:: INFORMATION SHOWN ::
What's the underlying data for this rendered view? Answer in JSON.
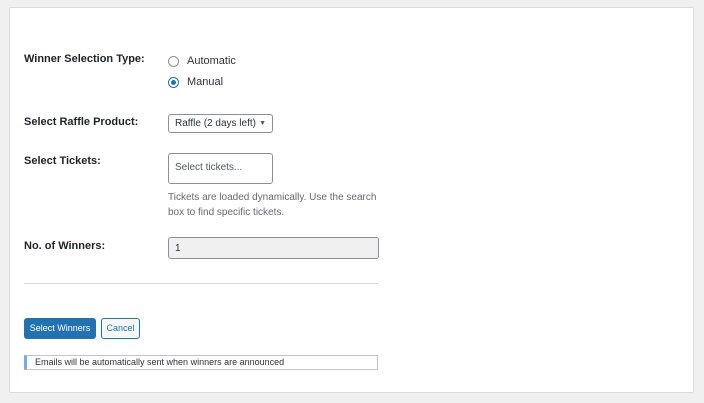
{
  "form": {
    "selection_type_label": "Winner Selection Type:",
    "radio_options": [
      {
        "label": "Automatic",
        "checked": false
      },
      {
        "label": "Manual",
        "checked": true
      }
    ],
    "product_label": "Select Raffle Product:",
    "product_selected": "Raffle (2 days left)",
    "tickets_label": "Select Tickets:",
    "tickets_placeholder": "Select tickets...",
    "tickets_help": "Tickets are loaded dynamically. Use the search box to find specific tickets.",
    "winners_label": "No. of Winners:",
    "winners_value": "1"
  },
  "actions": {
    "select_winners_label": "Select Winners",
    "cancel_label": "Cancel"
  },
  "notice": {
    "text": "Emails will be automatically sent when winners are announced"
  },
  "colors": {
    "accent": "#2271b1",
    "notice_border": "#72aee6",
    "background": "#f0f0f1"
  }
}
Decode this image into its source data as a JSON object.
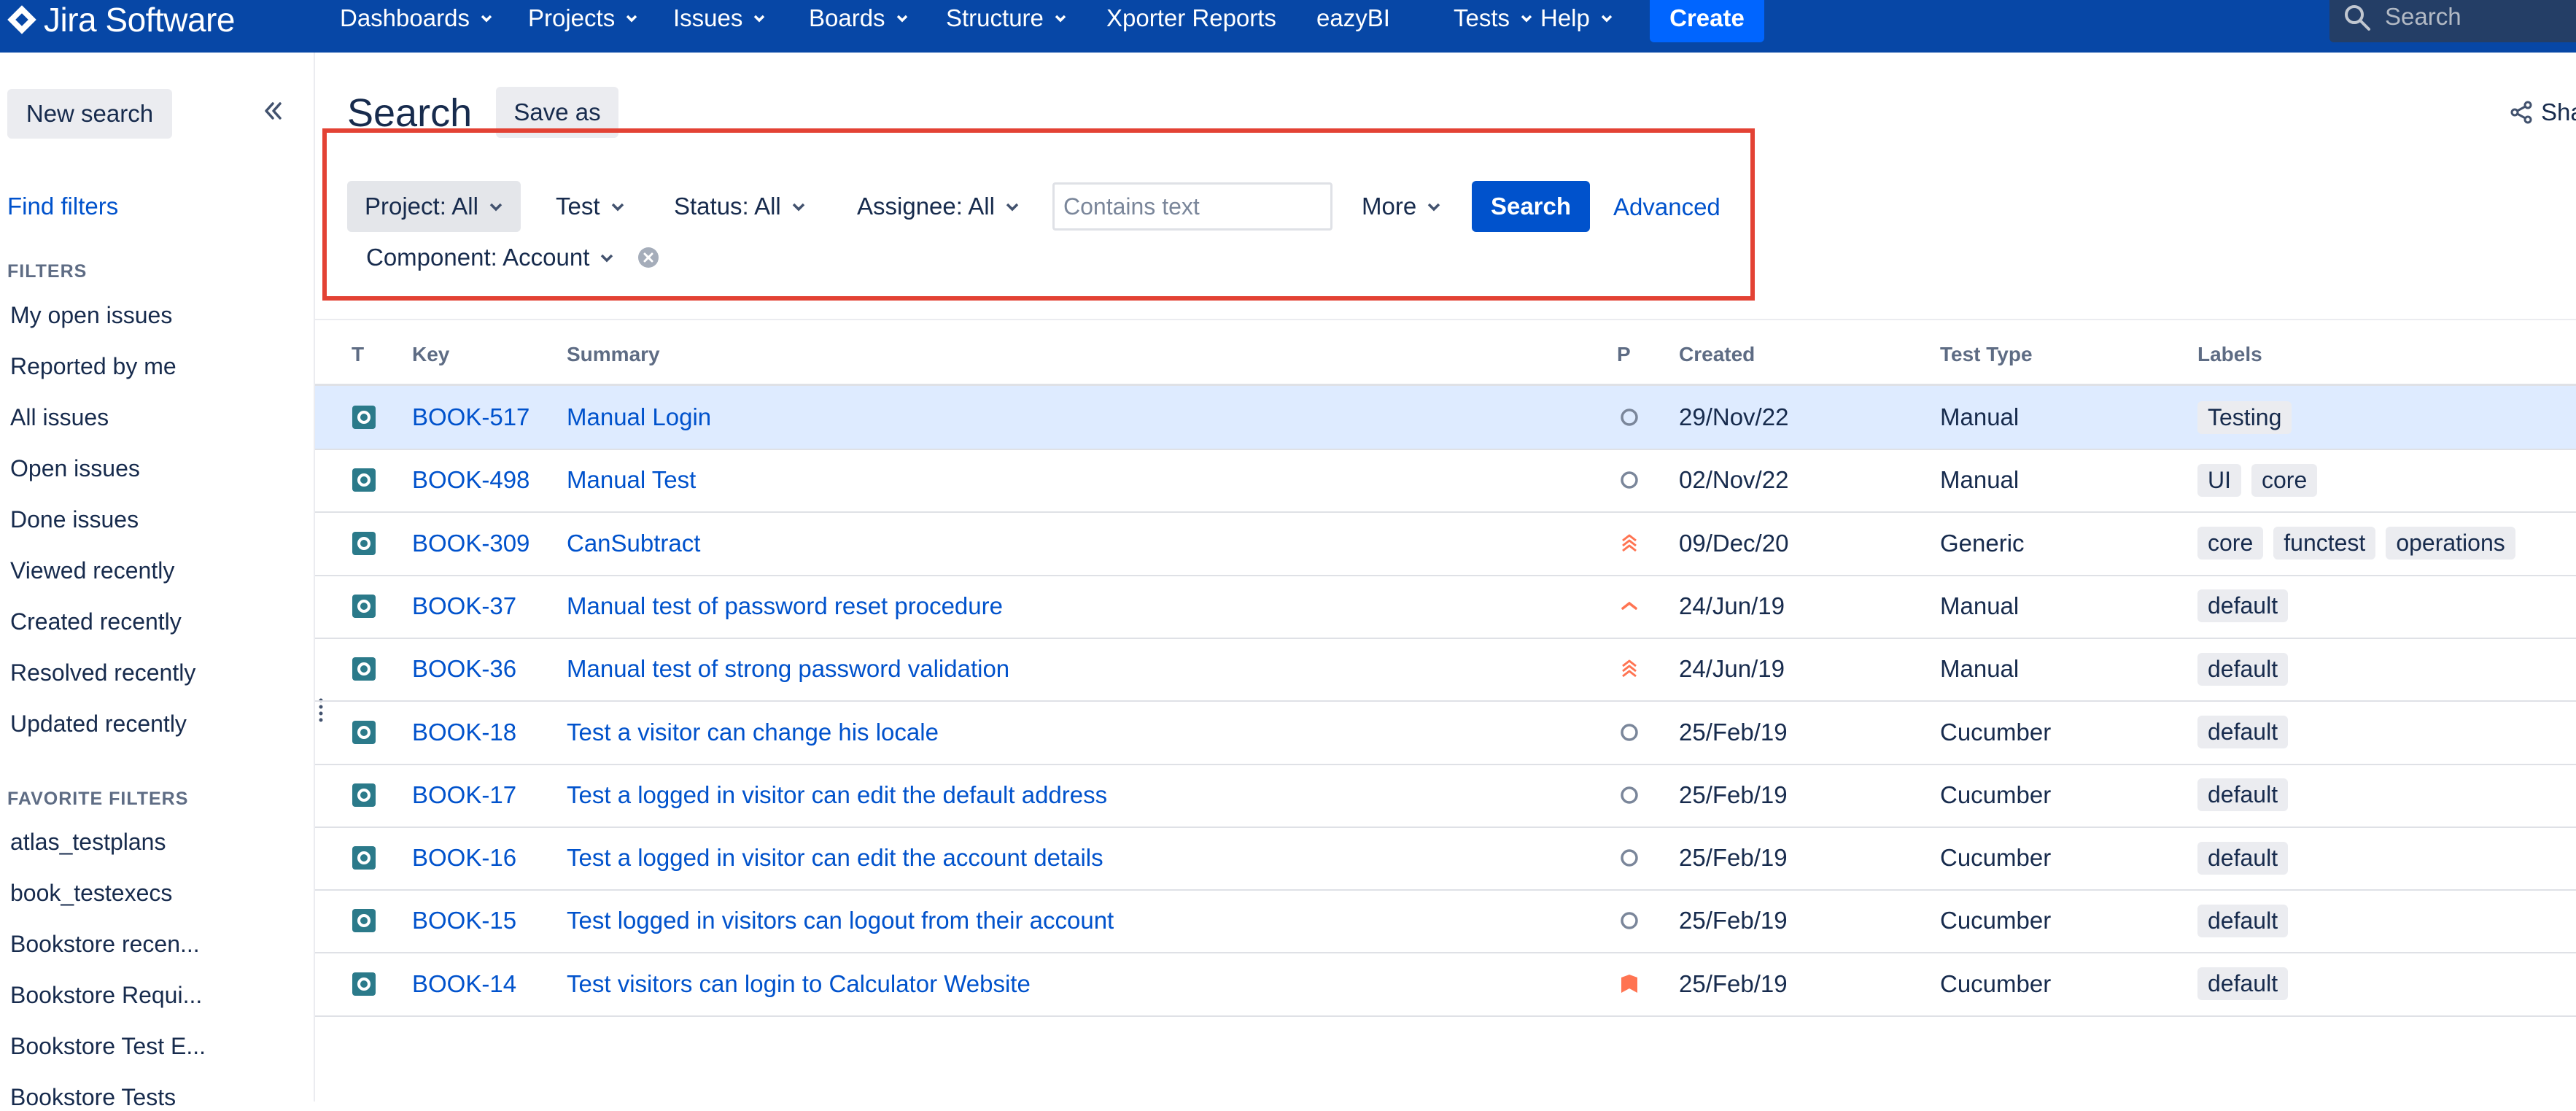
{
  "topnav": {
    "logo_text": "Jira Software",
    "items": [
      {
        "label": "Dashboards",
        "has_menu": true
      },
      {
        "label": "Projects",
        "has_menu": true
      },
      {
        "label": "Issues",
        "has_menu": true
      },
      {
        "label": "Boards",
        "has_menu": true
      },
      {
        "label": "Structure",
        "has_menu": true
      },
      {
        "label": "Xporter Reports",
        "has_menu": false
      },
      {
        "label": "eazyBI",
        "has_menu": false
      },
      {
        "label": "Tests",
        "has_menu": true
      },
      {
        "label": "Help",
        "has_menu": true
      }
    ],
    "create_label": "Create",
    "search_placeholder": "Search"
  },
  "sidebar": {
    "new_search_label": "New search",
    "find_filters_label": "Find filters",
    "filters_heading": "FILTERS",
    "filters": [
      "My open issues",
      "Reported by me",
      "All issues",
      "Open issues",
      "Done issues",
      "Viewed recently",
      "Created recently",
      "Resolved recently",
      "Updated recently"
    ],
    "favorite_heading": "FAVORITE FILTERS",
    "favorites": [
      "atlas_testplans",
      "book_testexecs",
      "Bookstore recen...",
      "Bookstore Requi...",
      "Bookstore Test E...",
      "Bookstore Tests"
    ]
  },
  "main": {
    "title": "Search",
    "save_as_label": "Save as",
    "share_label": "Sha",
    "filters": {
      "project": "Project: All",
      "type": "Test",
      "status": "Status: All",
      "assignee": "Assignee: All",
      "contains_placeholder": "Contains text",
      "more": "More",
      "search_button": "Search",
      "advanced": "Advanced",
      "component": "Component: Account"
    },
    "columns": {
      "t": "T",
      "key": "Key",
      "summary": "Summary",
      "p": "P",
      "created": "Created",
      "test_type": "Test Type",
      "labels": "Labels"
    },
    "rows": [
      {
        "key": "BOOK-517",
        "summary": "Manual Login",
        "priority": "minor",
        "created": "29/Nov/22",
        "test_type": "Manual",
        "labels": [
          "Testing"
        ],
        "selected": true
      },
      {
        "key": "BOOK-498",
        "summary": "Manual Test",
        "priority": "minor",
        "created": "02/Nov/22",
        "test_type": "Manual",
        "labels": [
          "UI",
          "core"
        ]
      },
      {
        "key": "BOOK-309",
        "summary": "CanSubtract",
        "priority": "highest",
        "created": "09/Dec/20",
        "test_type": "Generic",
        "labels": [
          "core",
          "functest",
          "operations"
        ]
      },
      {
        "key": "BOOK-37",
        "summary": "Manual test of password reset procedure",
        "priority": "high",
        "created": "24/Jun/19",
        "test_type": "Manual",
        "labels": [
          "default"
        ]
      },
      {
        "key": "BOOK-36",
        "summary": "Manual test of strong password validation",
        "priority": "highest",
        "created": "24/Jun/19",
        "test_type": "Manual",
        "labels": [
          "default"
        ]
      },
      {
        "key": "BOOK-18",
        "summary": "Test a visitor can change his locale",
        "priority": "minor",
        "created": "25/Feb/19",
        "test_type": "Cucumber",
        "labels": [
          "default"
        ]
      },
      {
        "key": "BOOK-17",
        "summary": "Test a logged in visitor can edit the default address",
        "priority": "minor",
        "created": "25/Feb/19",
        "test_type": "Cucumber",
        "labels": [
          "default"
        ]
      },
      {
        "key": "BOOK-16",
        "summary": "Test a logged in visitor can edit the account details",
        "priority": "minor",
        "created": "25/Feb/19",
        "test_type": "Cucumber",
        "labels": [
          "default"
        ]
      },
      {
        "key": "BOOK-15",
        "summary": "Test logged in visitors can logout from their account",
        "priority": "minor",
        "created": "25/Feb/19",
        "test_type": "Cucumber",
        "labels": [
          "default"
        ]
      },
      {
        "key": "BOOK-14",
        "summary": "Test visitors can login to Calculator Website",
        "priority": "blocker",
        "created": "25/Feb/19",
        "test_type": "Cucumber",
        "labels": [
          "default"
        ]
      }
    ]
  },
  "colors": {
    "nav": "#0747a6",
    "accent": "#0052cc",
    "highlight_box": "#e34234",
    "priority_high": "#ff7452",
    "priority_minor": "#7a869a",
    "test_icon": "#2b7a8a"
  }
}
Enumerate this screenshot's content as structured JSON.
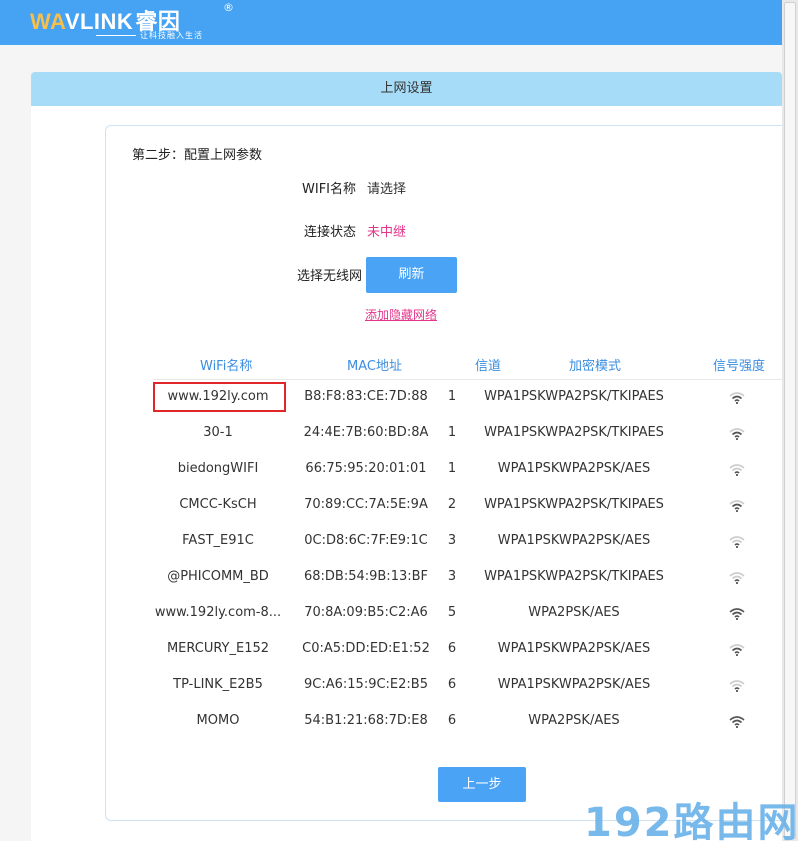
{
  "brand": {
    "logo_wa": "WA",
    "logo_link": "VLINK",
    "logo_cn": "睿因",
    "registered": "®",
    "slogan": "让科技融入生活"
  },
  "panel": {
    "title": "上网设置",
    "step_title": "第二步：配置上网参数"
  },
  "form": {
    "wifi_name_label": "WIFI名称",
    "wifi_name_value": "请选择",
    "status_label": "连接状态",
    "status_value": "未中继",
    "select_label": "选择无线网",
    "refresh_label": "刷新",
    "hidden_link": "添加隐藏网络"
  },
  "table": {
    "headers": {
      "name": "WiFi名称",
      "mac": "MAC地址",
      "channel": "信道",
      "encryption": "加密模式",
      "signal": "信号强度"
    },
    "rows": [
      {
        "name": "www.192ly.com",
        "mac": "B8:F8:83:CE:7D:88",
        "channel": "1",
        "encryption": "WPA1PSKWPA2PSK/TKIPAES",
        "signal": "wifi-signal-icon"
      },
      {
        "name": "30-1",
        "mac": "24:4E:7B:60:BD:8A",
        "channel": "1",
        "encryption": "WPA1PSKWPA2PSK/TKIPAES",
        "signal": "wifi-signal-icon"
      },
      {
        "name": "biedongWIFI",
        "mac": "66:75:95:20:01:01",
        "channel": "1",
        "encryption": "WPA1PSKWPA2PSK/AES",
        "signal": "wifi-signal-icon"
      },
      {
        "name": "CMCC-KsCH",
        "mac": "70:89:CC:7A:5E:9A",
        "channel": "2",
        "encryption": "WPA1PSKWPA2PSK/TKIPAES",
        "signal": "wifi-signal-icon"
      },
      {
        "name": "FAST_E91C",
        "mac": "0C:D8:6C:7F:E9:1C",
        "channel": "3",
        "encryption": "WPA1PSKWPA2PSK/AES",
        "signal": "wifi-signal-icon"
      },
      {
        "name": "@PHICOMM_BD",
        "mac": "68:DB:54:9B:13:BF",
        "channel": "3",
        "encryption": "WPA1PSKWPA2PSK/TKIPAES",
        "signal": "wifi-signal-icon"
      },
      {
        "name": "www.192ly.com-8...",
        "mac": "70:8A:09:B5:C2:A6",
        "channel": "5",
        "encryption": "WPA2PSK/AES",
        "signal": "wifi-signal-icon"
      },
      {
        "name": "MERCURY_E152",
        "mac": "C0:A5:DD:ED:E1:52",
        "channel": "6",
        "encryption": "WPA1PSKWPA2PSK/AES",
        "signal": "wifi-signal-icon"
      },
      {
        "name": "TP-LINK_E2B5",
        "mac": "9C:A6:15:9C:E2:B5",
        "channel": "6",
        "encryption": "WPA1PSKWPA2PSK/AES",
        "signal": "wifi-signal-icon"
      },
      {
        "name": "MOMO",
        "mac": "54:B1:21:68:7D:E8",
        "channel": "6",
        "encryption": "WPA2PSK/AES",
        "signal": "wifi-signal-icon"
      }
    ]
  },
  "prev_button": "上一步",
  "watermark": "192路由网",
  "colors": {
    "topbar": "#46a2f2",
    "panel_header": "#a6dcf7",
    "button": "#4aa3f4",
    "accent_pink": "#e3358a",
    "header_text": "#3b8de0",
    "highlight": "#e02626"
  }
}
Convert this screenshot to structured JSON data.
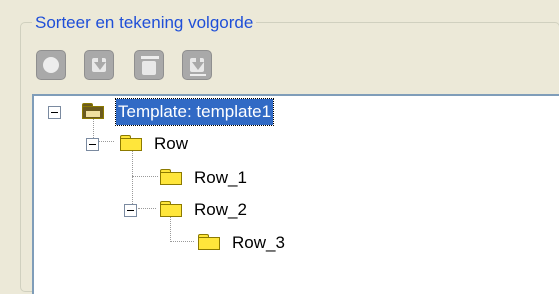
{
  "groupbox": {
    "title": "Sorteer en tekening volgorde"
  },
  "toolbar": {
    "buttons": [
      {
        "icon": "move-top-icon",
        "enabled": false
      },
      {
        "icon": "move-down-icon",
        "enabled": false
      },
      {
        "icon": "move-bottom-icon",
        "enabled": false
      },
      {
        "icon": "move-down-icon",
        "enabled": false
      }
    ]
  },
  "tree": {
    "nodes": [
      {
        "label": "Template: template1",
        "level": 0,
        "selected": true,
        "expanded": true
      },
      {
        "label": "Row",
        "level": 1,
        "selected": false,
        "expanded": true
      },
      {
        "label": "Row_1",
        "level": 2,
        "selected": false,
        "expanded": false
      },
      {
        "label": "Row_2",
        "level": 2,
        "selected": false,
        "expanded": true
      },
      {
        "label": "Row_3",
        "level": 3,
        "selected": false,
        "expanded": false
      }
    ]
  },
  "colors": {
    "title": "#1f4fd8",
    "selection": "#316ac5",
    "folder": "#ffe63b"
  }
}
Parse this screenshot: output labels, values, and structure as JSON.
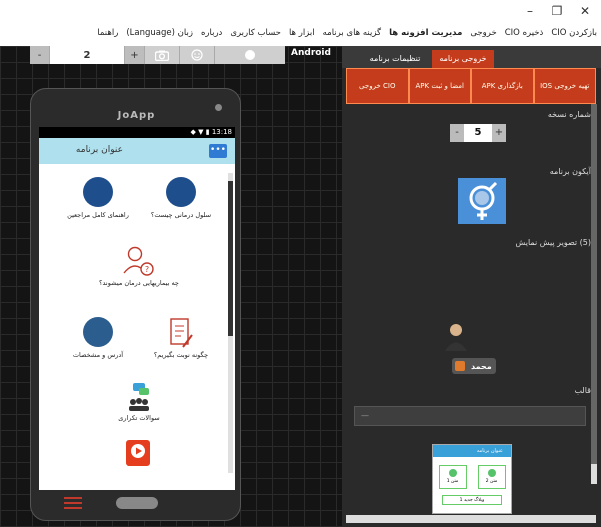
{
  "window": {
    "minimize_label": "–",
    "maximize_label": "❐",
    "close_label": "✕"
  },
  "menu": [
    {
      "label": "بازکردن CIO"
    },
    {
      "label": "ذخیره CIO"
    },
    {
      "label": "خروجی"
    },
    {
      "label": "مدیریت افزونه ها",
      "bold": true
    },
    {
      "label": "گزینه های برنامه"
    },
    {
      "label": "ابزار ها"
    },
    {
      "label": "حساب کاربری"
    },
    {
      "label": "درباره"
    },
    {
      "label": "زبان (Language)"
    },
    {
      "label": "راهنما"
    }
  ],
  "toolbar": {
    "minus_label": "-",
    "count_value": "2",
    "plus_label": "+",
    "platform_label": "Android"
  },
  "phone": {
    "brand": "JoApp",
    "status_time": "13:18",
    "app_title": "عنوان برنامه",
    "menu_dots": "•••",
    "items": {
      "item1": "سلول درمانی چیست؟",
      "item2": "راهنمای کامل مراجعین",
      "item3": "چه بیماریهایی درمان میشوند؟",
      "item4": "چگونه نوبت بگیریم؟",
      "item5": "آدرس و مشخصات",
      "item6": "سوالات تکراری"
    }
  },
  "right_panel": {
    "tab_output": "خروجی برنامه",
    "tab_settings": "تنظیمات برنامه",
    "subtabs": [
      "تهیه خروجی IOS",
      "بازگذاری APK",
      "امضا و ثبت APK",
      "CIO خروجی"
    ],
    "version_label": "شماره نسخه",
    "version_minus": "-",
    "version_value": "5",
    "version_plus": "+",
    "icon_label": "آیکون برنامه",
    "preview_label": "(5) تصویر پیش نمایش",
    "user_name": "محمد",
    "template_label": "قالب",
    "template_placeholder": "—",
    "preview_app_title": "عنوان برنامه",
    "preview_card1": "متن 1",
    "preview_card2": "متن 2",
    "preview_button": "وبلاگ جدید 1"
  }
}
:::
▶ [SET PROBLEM] Using the records above, find and show each line with the string "move".

▶ [RESULT OF THE TASK]
        "icon": "move-top-icon",
        "icon": "move-down-icon",
        "icon": "move-bottom-icon",
        "icon": "move-down-icon",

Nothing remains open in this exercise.